* [Given records]:

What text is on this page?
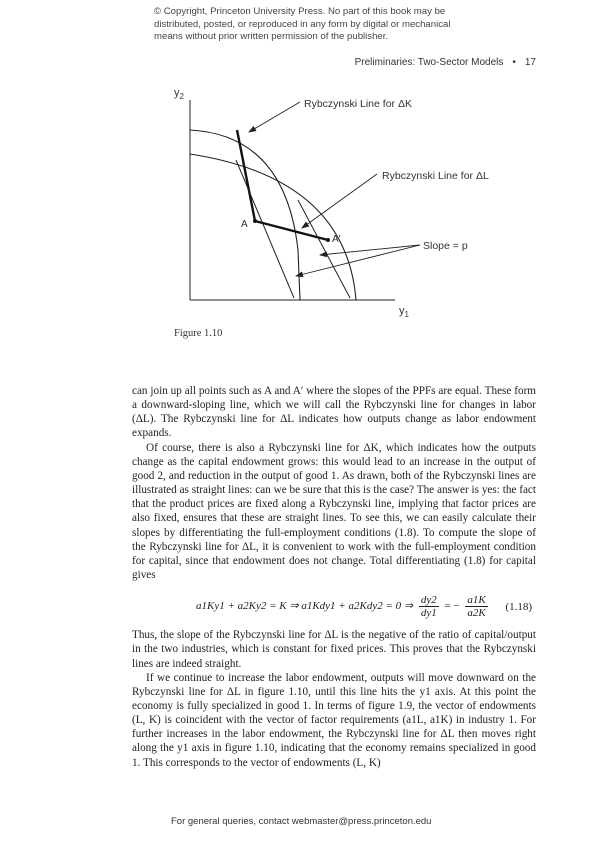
© Copyright, Princeton University Press. No part of this book may be
distributed, posted, or reproduced in any form by digital or mechanical
means without prior written permission of the publisher.
Preliminaries: Two-Sector Models • 17
$y_2$
$y_1$
A
A′
Rybczynski Line for ΔK
Rybczynski Line for ΔL
Slope = p
Figure 1.10

can join up all points such as A and A′ where the slopes of the PPFs are equal. These form a downward-sloping line, which we will call the Rybczynski line for changes in labor (ΔL). The Rybczynski line for ΔL indicates how outputs change as labor endowment expands.

Of course, there is also a Rybczynski line for ΔK, which indicates how the outputs change as the capital endowment grows: this would lead to an increase in the output of good 2, and reduction in the output of good 1. As drawn, both of the Rybczynski lines are illustrated as straight lines: can we be sure that this is the case? The answer is yes: the fact that the product prices are fixed along a Rybczynski line, implying that factor prices are also fixed, ensures that these are straight lines. To see this, we can easily calculate their slopes by differentiating the full-employment conditions (1.8). To compute the slope of the Rybczynski line for ΔL, it is convenient to work with the full-employment condition for capital, since that endowment does not change. Total differentiating (1.8) for capital gives

a1Ky1 + a2Ky2 = K ⇒ a1Kdy1 + a2Kdy2 = 0 ⇒ $\frac{dy2}{dy1}$ = − $\frac{a1K}{a2K} (1.18)$

Thus, the slope of the Rybczynski line for ΔL is the negative of the ratio of capital/output in the two industries, which is constant for fixed prices. This proves that the Rybczynski lines are indeed straight.

If we continue to increase the labor endowment, outputs will move downward on the Rybczynski line for ΔL in figure 1.10, until this line hits the y1 axis. At this point the economy is fully specialized in good 1. In terms of figure 1.9, the vector of endowments (L, K) is coincident with the vector of factor requirements (a1L, a1K) in industry 1. For further increases in the labor endowment, the Rybczynski line for ΔL then moves right along the y1 axis in figure 1.10, indicating that the economy remains specialized in good 1. This corresponds to the vector of endowments (L, K)

For general queries, contact webmaster@press.princeton.edu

* [Stated exercise]:
Pick out all the lines with the word "form" in them and copy them.

* [Exercise response]:
distributed, posted, or reproduced in any form by digital or mechanical
can join up all points such as A and A′ where the slopes of the PPFs are equal. These form a downward-sloping line, which we will call the Rybczynski line for changes in labor (ΔL). The Rybczynski line for ΔL indicates how outputs change as labor endowment expands.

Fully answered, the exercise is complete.